──────── DATA SUPPLIED ────────

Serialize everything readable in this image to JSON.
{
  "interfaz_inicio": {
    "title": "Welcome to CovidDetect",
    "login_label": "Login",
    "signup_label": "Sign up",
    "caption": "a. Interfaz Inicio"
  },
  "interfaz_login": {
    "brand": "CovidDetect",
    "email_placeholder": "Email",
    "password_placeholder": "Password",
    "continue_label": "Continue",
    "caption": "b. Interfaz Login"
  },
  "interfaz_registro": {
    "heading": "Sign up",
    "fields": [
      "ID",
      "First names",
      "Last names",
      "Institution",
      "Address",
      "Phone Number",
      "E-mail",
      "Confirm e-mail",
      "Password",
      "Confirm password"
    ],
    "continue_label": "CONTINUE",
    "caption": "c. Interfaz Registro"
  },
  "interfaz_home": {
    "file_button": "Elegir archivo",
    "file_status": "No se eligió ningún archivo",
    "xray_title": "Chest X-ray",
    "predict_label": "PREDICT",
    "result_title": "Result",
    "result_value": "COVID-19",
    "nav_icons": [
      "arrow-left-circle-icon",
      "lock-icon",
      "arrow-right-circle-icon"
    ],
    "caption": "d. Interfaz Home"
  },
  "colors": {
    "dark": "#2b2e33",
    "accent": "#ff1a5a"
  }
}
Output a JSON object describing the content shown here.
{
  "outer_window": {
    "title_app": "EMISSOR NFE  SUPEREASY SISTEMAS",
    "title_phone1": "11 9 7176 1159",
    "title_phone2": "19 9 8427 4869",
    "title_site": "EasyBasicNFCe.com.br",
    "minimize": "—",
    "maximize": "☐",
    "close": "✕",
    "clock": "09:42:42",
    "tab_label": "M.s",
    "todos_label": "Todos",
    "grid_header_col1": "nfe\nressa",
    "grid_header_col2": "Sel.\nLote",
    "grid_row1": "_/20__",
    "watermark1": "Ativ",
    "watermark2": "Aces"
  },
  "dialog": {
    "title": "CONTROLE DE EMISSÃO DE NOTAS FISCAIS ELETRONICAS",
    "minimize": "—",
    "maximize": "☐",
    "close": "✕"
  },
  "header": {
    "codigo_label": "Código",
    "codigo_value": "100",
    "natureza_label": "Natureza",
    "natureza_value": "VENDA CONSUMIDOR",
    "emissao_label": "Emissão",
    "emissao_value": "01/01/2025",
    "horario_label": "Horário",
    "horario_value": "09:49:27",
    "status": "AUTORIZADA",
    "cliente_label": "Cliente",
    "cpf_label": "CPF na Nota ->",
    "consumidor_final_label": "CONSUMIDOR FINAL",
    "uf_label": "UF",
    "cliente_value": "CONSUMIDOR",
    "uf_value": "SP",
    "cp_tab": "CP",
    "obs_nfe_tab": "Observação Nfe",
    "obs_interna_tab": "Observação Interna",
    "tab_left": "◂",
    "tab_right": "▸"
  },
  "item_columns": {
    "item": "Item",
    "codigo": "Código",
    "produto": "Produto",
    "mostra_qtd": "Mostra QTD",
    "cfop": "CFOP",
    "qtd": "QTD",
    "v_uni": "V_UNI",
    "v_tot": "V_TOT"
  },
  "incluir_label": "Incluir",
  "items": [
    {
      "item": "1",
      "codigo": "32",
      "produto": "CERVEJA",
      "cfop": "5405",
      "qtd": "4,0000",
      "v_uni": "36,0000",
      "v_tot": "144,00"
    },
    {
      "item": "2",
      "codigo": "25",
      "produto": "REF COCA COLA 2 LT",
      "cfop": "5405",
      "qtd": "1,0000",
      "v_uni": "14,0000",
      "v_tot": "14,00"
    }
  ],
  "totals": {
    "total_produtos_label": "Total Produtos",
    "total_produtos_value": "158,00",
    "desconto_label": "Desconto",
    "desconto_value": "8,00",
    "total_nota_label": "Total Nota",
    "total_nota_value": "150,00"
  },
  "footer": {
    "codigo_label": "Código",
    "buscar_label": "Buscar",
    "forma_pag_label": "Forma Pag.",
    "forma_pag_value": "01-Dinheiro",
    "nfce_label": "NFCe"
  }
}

────────

-- TASK OBJECTIVE --
Locate the word "Observação" in the records and collect each line it appears in.

-- TASK RESPONSE --
    "obs_nfe_tab": "Observação Nfe",
    "obs_interna_tab": "Observação Interna",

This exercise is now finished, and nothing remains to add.